**WRITTEN PROBLEM**
Which lines include the word "document"? Copy each of them.

[Some records]

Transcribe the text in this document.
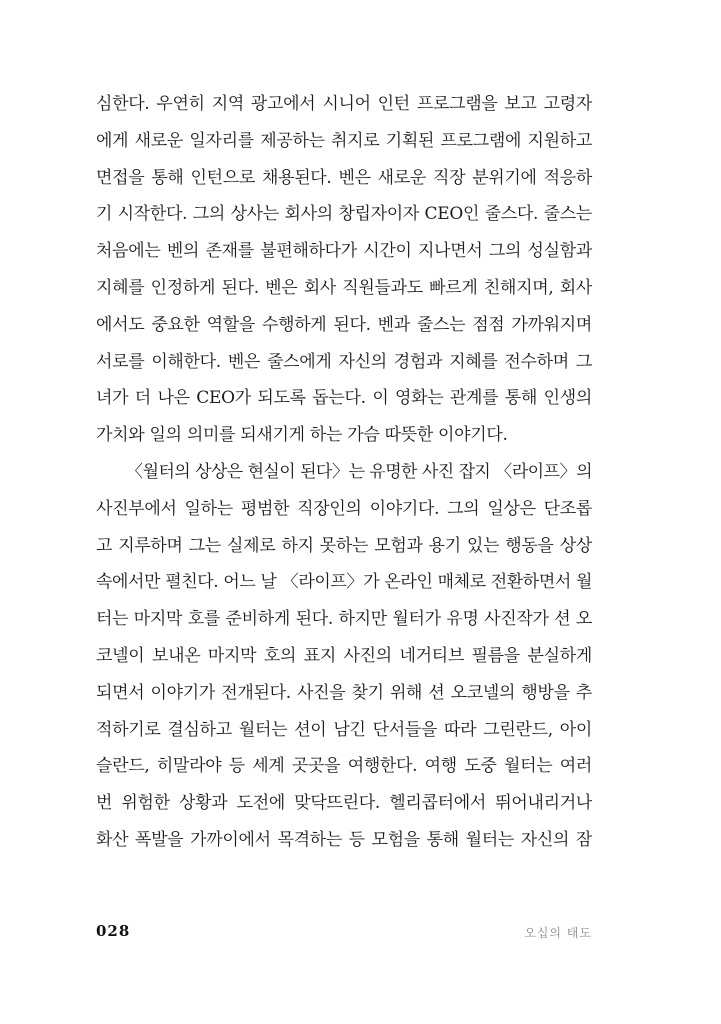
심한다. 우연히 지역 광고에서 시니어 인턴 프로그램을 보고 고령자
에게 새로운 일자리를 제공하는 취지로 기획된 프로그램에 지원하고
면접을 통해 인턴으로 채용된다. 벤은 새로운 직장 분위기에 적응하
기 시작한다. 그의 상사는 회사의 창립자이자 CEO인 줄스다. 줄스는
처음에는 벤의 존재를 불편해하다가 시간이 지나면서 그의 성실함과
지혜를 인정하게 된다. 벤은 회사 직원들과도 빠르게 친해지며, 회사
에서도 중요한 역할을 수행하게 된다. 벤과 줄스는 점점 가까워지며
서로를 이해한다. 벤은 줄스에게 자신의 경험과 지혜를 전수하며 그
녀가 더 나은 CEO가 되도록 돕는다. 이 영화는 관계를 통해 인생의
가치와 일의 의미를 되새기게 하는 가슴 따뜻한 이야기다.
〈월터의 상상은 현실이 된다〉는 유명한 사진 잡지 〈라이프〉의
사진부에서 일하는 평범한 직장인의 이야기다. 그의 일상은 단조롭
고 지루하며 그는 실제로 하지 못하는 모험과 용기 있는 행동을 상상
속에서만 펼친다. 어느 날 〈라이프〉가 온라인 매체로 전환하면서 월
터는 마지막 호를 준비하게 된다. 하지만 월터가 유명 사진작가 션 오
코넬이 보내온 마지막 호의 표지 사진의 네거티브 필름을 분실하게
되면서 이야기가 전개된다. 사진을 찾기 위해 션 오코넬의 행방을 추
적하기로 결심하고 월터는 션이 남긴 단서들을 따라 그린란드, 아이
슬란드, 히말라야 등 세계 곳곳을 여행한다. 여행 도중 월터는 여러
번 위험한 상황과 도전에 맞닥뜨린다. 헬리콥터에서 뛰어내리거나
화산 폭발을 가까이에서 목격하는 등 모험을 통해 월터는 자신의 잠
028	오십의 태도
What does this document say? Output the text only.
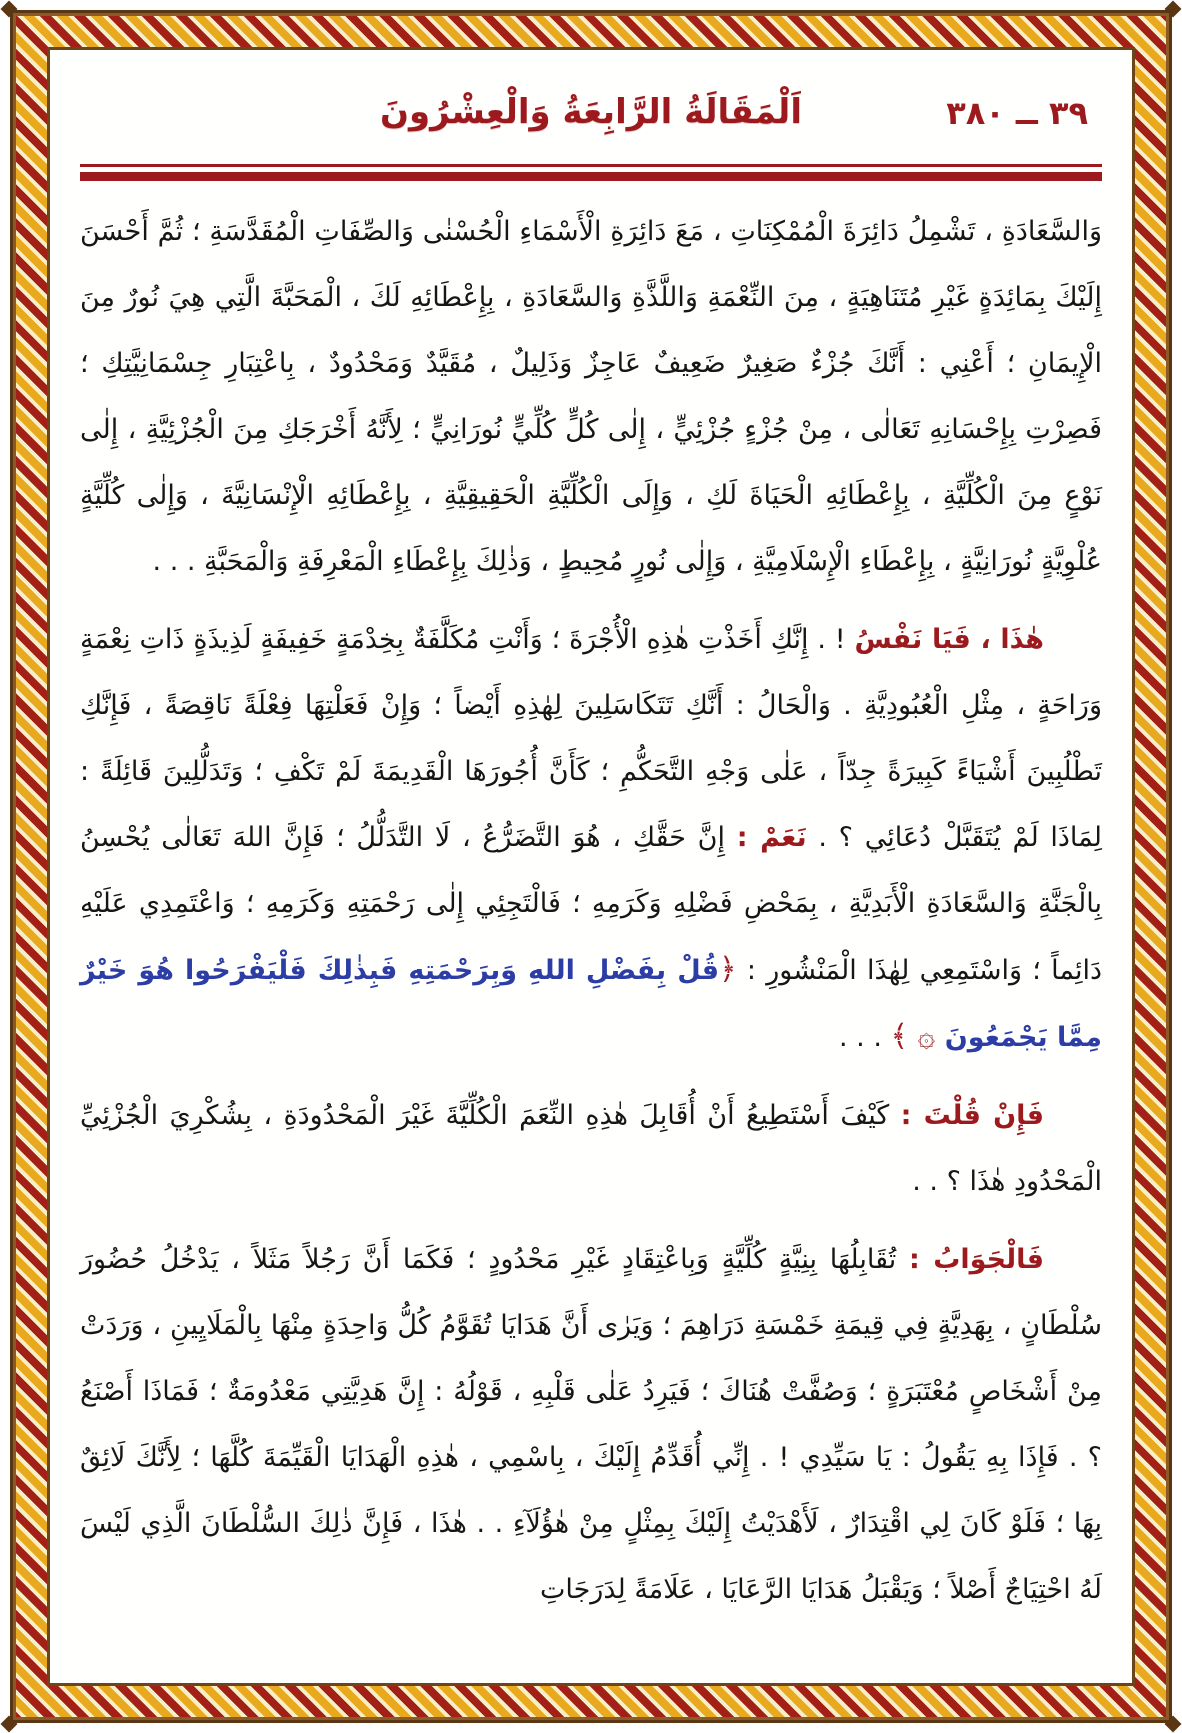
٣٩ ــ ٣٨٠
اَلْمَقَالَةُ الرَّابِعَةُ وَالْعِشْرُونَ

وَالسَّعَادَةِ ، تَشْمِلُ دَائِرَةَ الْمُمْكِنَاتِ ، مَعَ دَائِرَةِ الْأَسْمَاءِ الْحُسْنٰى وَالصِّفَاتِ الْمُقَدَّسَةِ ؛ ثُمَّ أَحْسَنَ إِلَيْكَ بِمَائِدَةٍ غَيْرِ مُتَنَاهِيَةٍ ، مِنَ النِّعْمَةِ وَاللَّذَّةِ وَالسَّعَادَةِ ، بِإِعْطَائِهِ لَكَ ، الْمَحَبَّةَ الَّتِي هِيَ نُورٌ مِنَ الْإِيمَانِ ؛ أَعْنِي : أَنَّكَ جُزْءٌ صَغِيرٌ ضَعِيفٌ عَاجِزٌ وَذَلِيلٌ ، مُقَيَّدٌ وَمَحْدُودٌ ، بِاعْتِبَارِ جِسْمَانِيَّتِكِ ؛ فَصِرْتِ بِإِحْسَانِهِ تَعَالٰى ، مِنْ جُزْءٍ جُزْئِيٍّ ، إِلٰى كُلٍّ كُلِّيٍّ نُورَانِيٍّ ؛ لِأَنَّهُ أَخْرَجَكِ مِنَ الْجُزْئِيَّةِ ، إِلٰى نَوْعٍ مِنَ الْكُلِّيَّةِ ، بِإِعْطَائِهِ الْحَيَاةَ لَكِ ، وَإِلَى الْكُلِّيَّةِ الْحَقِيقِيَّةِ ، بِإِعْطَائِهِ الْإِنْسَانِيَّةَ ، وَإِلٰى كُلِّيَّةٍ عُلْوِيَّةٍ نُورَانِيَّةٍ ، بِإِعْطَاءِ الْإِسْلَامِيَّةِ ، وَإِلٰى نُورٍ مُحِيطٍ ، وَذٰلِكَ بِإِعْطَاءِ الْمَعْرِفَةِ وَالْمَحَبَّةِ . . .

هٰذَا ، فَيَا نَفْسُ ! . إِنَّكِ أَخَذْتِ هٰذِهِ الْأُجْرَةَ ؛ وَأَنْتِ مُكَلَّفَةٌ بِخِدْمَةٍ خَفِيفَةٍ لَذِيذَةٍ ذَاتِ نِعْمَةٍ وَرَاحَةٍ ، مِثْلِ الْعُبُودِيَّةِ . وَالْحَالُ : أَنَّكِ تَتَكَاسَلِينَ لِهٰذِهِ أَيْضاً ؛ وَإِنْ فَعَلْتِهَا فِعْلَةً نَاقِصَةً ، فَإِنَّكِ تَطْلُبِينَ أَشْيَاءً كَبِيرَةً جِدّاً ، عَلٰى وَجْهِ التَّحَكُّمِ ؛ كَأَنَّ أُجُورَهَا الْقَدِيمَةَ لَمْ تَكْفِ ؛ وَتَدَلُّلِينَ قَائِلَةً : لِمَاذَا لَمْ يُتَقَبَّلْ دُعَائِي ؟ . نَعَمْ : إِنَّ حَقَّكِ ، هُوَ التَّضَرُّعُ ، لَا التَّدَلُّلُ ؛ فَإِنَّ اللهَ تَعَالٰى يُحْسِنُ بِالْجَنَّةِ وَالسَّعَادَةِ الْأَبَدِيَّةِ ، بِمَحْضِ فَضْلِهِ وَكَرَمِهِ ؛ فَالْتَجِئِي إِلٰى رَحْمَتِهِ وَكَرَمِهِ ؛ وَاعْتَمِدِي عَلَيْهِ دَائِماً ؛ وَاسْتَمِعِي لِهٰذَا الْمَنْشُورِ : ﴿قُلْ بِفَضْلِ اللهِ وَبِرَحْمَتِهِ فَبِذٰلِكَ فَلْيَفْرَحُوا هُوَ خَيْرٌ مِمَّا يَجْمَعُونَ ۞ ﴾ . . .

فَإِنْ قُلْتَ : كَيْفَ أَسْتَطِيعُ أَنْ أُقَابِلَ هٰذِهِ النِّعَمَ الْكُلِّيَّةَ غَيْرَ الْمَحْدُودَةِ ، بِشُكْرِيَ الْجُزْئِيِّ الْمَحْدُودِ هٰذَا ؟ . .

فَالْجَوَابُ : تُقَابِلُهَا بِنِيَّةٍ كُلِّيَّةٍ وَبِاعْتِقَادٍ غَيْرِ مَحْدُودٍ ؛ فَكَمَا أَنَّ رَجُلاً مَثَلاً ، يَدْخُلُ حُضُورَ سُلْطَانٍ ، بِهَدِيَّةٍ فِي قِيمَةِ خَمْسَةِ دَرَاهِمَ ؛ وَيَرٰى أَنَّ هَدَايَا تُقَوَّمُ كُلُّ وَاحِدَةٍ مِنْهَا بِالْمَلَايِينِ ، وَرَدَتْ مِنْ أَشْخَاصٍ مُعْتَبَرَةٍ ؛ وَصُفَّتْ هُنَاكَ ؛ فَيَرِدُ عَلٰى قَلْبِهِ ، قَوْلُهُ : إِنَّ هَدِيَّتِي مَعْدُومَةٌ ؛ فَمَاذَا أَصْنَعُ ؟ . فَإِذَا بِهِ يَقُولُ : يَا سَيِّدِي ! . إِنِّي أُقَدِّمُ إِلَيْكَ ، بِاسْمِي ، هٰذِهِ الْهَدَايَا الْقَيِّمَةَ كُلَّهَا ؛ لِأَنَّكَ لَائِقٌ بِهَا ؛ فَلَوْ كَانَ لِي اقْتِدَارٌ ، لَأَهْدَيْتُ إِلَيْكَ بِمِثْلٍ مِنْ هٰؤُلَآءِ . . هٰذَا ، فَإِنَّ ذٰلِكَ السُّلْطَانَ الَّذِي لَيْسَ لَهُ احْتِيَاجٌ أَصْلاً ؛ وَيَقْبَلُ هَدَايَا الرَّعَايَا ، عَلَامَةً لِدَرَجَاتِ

**FINAL RESULT**
Transcribe the text in this document.
What does this document say? Output the text only.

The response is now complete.